> **WRITTEN TASK**
Can you output the records below exactly as they are written?

> **RECORDS FOR PROCESSING**
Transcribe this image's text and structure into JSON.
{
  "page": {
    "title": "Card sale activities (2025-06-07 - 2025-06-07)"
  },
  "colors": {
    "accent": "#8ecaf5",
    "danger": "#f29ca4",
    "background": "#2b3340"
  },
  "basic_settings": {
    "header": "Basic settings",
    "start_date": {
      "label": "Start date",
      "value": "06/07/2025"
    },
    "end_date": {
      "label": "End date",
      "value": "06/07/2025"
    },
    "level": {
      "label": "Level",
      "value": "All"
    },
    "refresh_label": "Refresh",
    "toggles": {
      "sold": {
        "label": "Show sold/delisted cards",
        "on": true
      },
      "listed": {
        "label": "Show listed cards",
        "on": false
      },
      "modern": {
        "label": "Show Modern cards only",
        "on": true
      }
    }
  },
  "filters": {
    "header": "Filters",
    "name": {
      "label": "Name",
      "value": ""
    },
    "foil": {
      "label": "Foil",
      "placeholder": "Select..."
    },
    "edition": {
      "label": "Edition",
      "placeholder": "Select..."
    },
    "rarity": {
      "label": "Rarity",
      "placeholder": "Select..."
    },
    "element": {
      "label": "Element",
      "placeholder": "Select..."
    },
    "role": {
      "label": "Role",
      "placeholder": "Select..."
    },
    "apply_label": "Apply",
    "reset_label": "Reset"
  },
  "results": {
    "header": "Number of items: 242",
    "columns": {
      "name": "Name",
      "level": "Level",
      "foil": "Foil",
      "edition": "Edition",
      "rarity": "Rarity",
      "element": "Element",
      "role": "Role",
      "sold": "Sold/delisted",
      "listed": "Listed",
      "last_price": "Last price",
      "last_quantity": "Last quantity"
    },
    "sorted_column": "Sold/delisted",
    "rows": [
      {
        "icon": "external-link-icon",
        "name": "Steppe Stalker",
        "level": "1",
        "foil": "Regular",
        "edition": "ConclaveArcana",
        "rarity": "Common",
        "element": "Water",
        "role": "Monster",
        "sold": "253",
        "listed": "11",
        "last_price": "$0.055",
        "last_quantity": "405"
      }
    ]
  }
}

> **WRITTEN REPLY**
Transcribe this image's text and structure into JSON.
{
  "page": {
    "title": "Card sale activities (2025-06-07 - 2025-06-07)"
  },
  "colors": {
    "accent": "#8ecaf5",
    "danger": "#f29ca4",
    "background": "#2b3340"
  },
  "basic_settings": {
    "header": "Basic settings",
    "start_date": {
      "label": "Start date",
      "value": "06/07/2025"
    },
    "end_date": {
      "label": "End date",
      "value": "06/07/2025"
    },
    "level": {
      "label": "Level",
      "value": "All"
    },
    "refresh_label": "Refresh",
    "toggles": {
      "sold": {
        "label": "Show sold/delisted cards",
        "on": true
      },
      "listed": {
        "label": "Show listed cards",
        "on": false
      },
      "modern": {
        "label": "Show Modern cards only",
        "on": true
      }
    }
  },
  "filters": {
    "header": "Filters",
    "name": {
      "label": "Name",
      "value": ""
    },
    "foil": {
      "label": "Foil",
      "placeholder": "Select..."
    },
    "edition": {
      "label": "Edition",
      "placeholder": "Select..."
    },
    "rarity": {
      "label": "Rarity",
      "placeholder": "Select..."
    },
    "element": {
      "label": "Element",
      "placeholder": "Select..."
    },
    "role": {
      "label": "Role",
      "placeholder": "Select..."
    },
    "apply_label": "Apply",
    "reset_label": "Reset"
  },
  "results": {
    "header": "Number of items: 242",
    "columns": {
      "name": "Name",
      "level": "Level",
      "foil": "Foil",
      "edition": "Edition",
      "rarity": "Rarity",
      "element": "Element",
      "role": "Role",
      "sold": "Sold/delisted",
      "listed": "Listed",
      "last_price": "Last price",
      "last_quantity": "Last quantity"
    },
    "sorted_column": "Sold/delisted",
    "rows": [
      {
        "icon": "external-link-icon",
        "name": "Steppe Stalker",
        "level": "1",
        "foil": "Regular",
        "edition": "ConclaveArcana",
        "rarity": "Common",
        "element": "Water",
        "role": "Monster",
        "sold": "253",
        "listed": "11",
        "last_price": "$0.055",
        "last_quantity": "405"
      }
    ]
  }
}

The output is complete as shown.